- [Objective]:
Return the stretch of the material from its very start through the line containing "192, 554, 209]", copying each line unchanged.

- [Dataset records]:
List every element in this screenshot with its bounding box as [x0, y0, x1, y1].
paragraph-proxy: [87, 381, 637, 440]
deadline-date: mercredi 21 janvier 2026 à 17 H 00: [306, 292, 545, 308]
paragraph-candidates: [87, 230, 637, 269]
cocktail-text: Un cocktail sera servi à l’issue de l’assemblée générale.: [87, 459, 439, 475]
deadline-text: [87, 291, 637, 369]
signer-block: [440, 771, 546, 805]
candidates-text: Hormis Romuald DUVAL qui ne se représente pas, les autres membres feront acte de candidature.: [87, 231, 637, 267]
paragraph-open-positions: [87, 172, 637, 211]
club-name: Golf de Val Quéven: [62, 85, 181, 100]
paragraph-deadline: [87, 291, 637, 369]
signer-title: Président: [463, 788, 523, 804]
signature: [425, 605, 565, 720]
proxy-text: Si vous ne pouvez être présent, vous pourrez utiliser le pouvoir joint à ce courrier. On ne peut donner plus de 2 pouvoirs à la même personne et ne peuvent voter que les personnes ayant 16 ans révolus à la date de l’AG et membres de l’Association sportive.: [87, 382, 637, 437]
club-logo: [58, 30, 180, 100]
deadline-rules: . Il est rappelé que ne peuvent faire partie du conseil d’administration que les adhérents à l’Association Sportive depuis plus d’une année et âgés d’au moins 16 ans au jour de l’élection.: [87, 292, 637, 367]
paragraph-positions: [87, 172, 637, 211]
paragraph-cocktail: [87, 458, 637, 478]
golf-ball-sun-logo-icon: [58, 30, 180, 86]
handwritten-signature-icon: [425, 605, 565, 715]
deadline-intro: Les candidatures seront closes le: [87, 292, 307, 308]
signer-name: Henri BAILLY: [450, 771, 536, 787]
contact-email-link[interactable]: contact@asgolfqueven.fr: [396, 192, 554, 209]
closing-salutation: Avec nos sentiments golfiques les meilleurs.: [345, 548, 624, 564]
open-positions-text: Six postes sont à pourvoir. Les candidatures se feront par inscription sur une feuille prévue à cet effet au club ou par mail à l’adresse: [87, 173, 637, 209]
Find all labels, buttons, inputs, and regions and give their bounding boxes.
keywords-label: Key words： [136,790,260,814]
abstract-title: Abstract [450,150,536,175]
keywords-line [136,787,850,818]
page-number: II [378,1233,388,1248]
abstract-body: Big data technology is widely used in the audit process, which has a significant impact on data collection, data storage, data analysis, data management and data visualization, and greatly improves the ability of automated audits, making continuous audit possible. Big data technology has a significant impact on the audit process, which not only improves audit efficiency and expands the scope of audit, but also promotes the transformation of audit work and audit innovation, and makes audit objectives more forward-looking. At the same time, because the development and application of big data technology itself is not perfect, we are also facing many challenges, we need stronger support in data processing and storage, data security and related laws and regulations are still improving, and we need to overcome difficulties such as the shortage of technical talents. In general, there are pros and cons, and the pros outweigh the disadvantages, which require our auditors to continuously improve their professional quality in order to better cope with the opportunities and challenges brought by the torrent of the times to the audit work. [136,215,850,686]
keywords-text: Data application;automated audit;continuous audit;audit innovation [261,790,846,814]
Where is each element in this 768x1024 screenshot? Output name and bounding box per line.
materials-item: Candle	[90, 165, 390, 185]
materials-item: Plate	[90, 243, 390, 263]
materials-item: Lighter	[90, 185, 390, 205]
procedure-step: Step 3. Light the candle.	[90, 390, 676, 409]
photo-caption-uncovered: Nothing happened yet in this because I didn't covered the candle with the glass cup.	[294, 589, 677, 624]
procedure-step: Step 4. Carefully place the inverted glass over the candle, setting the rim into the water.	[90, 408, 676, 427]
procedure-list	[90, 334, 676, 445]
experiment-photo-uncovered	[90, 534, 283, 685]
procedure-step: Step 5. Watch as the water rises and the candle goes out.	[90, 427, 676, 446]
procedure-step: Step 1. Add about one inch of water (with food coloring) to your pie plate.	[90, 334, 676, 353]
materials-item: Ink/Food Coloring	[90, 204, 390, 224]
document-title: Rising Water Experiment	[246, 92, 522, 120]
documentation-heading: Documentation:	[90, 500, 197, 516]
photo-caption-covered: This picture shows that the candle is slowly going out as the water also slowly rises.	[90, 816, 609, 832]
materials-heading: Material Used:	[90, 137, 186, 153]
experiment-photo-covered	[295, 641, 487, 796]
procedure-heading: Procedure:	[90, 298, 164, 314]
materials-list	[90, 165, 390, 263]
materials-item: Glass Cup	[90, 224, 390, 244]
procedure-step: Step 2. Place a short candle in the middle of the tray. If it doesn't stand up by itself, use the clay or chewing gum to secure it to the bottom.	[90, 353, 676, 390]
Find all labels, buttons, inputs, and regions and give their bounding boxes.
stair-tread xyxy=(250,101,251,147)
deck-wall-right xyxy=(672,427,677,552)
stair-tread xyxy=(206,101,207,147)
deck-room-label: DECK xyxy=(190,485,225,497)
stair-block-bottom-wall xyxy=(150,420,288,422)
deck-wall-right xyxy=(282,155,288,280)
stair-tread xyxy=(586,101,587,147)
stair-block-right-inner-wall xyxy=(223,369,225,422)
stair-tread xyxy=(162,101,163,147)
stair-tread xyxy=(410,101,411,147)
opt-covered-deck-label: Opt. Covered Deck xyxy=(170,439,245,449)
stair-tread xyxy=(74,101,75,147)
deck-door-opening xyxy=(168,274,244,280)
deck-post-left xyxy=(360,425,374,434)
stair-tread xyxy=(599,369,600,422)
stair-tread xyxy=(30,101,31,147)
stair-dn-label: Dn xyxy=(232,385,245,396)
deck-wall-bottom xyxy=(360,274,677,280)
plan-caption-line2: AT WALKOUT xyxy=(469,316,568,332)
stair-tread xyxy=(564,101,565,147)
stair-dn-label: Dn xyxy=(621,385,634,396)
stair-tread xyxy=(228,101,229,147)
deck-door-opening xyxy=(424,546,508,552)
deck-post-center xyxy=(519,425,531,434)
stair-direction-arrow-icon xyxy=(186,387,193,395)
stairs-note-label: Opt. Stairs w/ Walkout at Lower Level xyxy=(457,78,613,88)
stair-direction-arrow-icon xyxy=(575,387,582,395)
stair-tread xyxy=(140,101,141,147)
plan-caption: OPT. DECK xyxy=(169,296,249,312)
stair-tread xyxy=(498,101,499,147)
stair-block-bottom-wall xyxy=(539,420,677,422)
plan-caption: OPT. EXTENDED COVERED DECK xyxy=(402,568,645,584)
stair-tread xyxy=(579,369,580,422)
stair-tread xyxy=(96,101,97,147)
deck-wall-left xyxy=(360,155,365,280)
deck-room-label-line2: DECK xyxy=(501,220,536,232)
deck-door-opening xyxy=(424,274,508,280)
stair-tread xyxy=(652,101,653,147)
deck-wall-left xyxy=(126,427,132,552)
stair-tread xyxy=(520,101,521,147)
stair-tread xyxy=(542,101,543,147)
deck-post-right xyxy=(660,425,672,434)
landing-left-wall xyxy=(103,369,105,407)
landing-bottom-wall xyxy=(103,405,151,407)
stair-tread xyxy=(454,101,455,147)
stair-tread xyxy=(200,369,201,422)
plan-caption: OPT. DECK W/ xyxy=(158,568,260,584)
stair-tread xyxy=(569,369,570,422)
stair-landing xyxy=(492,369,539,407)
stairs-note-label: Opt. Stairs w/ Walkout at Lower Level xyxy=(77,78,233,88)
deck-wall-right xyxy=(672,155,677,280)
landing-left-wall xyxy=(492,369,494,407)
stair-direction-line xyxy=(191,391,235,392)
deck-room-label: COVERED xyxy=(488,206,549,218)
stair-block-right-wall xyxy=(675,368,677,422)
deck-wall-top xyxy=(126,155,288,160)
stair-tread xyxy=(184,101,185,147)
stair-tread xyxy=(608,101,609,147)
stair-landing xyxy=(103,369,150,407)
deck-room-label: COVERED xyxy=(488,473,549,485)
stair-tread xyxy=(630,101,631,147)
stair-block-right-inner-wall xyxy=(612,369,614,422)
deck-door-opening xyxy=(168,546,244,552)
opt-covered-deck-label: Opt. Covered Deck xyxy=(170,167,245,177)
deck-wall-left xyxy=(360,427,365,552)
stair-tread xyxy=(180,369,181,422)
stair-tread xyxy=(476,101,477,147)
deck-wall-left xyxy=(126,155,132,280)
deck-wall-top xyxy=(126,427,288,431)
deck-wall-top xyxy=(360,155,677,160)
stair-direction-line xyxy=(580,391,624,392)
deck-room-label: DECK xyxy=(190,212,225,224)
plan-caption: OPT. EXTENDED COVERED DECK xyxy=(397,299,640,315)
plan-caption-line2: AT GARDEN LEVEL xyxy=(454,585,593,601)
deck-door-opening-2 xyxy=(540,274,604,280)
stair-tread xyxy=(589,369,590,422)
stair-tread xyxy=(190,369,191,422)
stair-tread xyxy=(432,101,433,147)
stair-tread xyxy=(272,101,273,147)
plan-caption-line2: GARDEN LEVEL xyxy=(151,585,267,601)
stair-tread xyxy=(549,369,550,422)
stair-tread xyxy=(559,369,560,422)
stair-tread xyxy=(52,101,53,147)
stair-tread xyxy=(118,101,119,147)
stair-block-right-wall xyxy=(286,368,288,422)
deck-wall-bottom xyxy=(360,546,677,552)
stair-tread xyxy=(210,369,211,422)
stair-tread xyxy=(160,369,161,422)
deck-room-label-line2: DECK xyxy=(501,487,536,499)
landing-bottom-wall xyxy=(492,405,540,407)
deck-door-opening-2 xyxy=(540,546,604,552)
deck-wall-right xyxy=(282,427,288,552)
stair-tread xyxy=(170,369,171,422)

- [Solution]:
List every element in this screenshot with its bounding box as [x0, y0, x1, y1].
paragraph-proxy: [87, 381, 637, 440]
deadline-date: mercredi 21 janvier 2026 à 17 H 00: [306, 292, 545, 308]
paragraph-candidates: [87, 230, 637, 269]
cocktail-text: Un cocktail sera servi à l’issue de l’assemblée générale.: [87, 459, 439, 475]
deadline-text: [87, 291, 637, 369]
signer-block: [440, 771, 546, 805]
candidates-text: Hormis Romuald DUVAL qui ne se représente pas, les autres membres feront acte de candidature.: [87, 231, 637, 267]
paragraph-open-positions: [87, 172, 637, 211]
club-name: Golf de Val Quéven: [62, 85, 181, 100]
paragraph-deadline: [87, 291, 637, 369]
signer-title: Président: [463, 788, 523, 804]
signature: [425, 605, 565, 720]
proxy-text: Si vous ne pouvez être présent, vous pourrez utiliser le pouvoir joint à ce courrier. On ne peut donner plus de 2 pouvoirs à la même personne et ne peuvent voter que les personnes ayant 16 ans révolus à la date de l’AG et membres de l’Association sportive.: [87, 382, 637, 437]
club-logo: [58, 30, 180, 100]
deadline-rules: . Il est rappelé que ne peuvent faire partie du conseil d’administration que les adhérents à l’Association Sportive depuis plus d’une année et âgés d’au moins 16 ans au jour de l’élection.: [87, 292, 637, 367]
paragraph-positions: [87, 172, 637, 211]
paragraph-cocktail: [87, 458, 637, 478]
golf-ball-sun-logo-icon: [58, 30, 180, 86]
handwritten-signature-icon: [425, 605, 565, 715]
deadline-intro: Les candidatures seront closes le: [87, 292, 307, 308]
signer-name: Henri BAILLY: [450, 771, 536, 787]
contact-email-link[interactable]: contact@asgolfqueven.fr: [396, 192, 554, 209]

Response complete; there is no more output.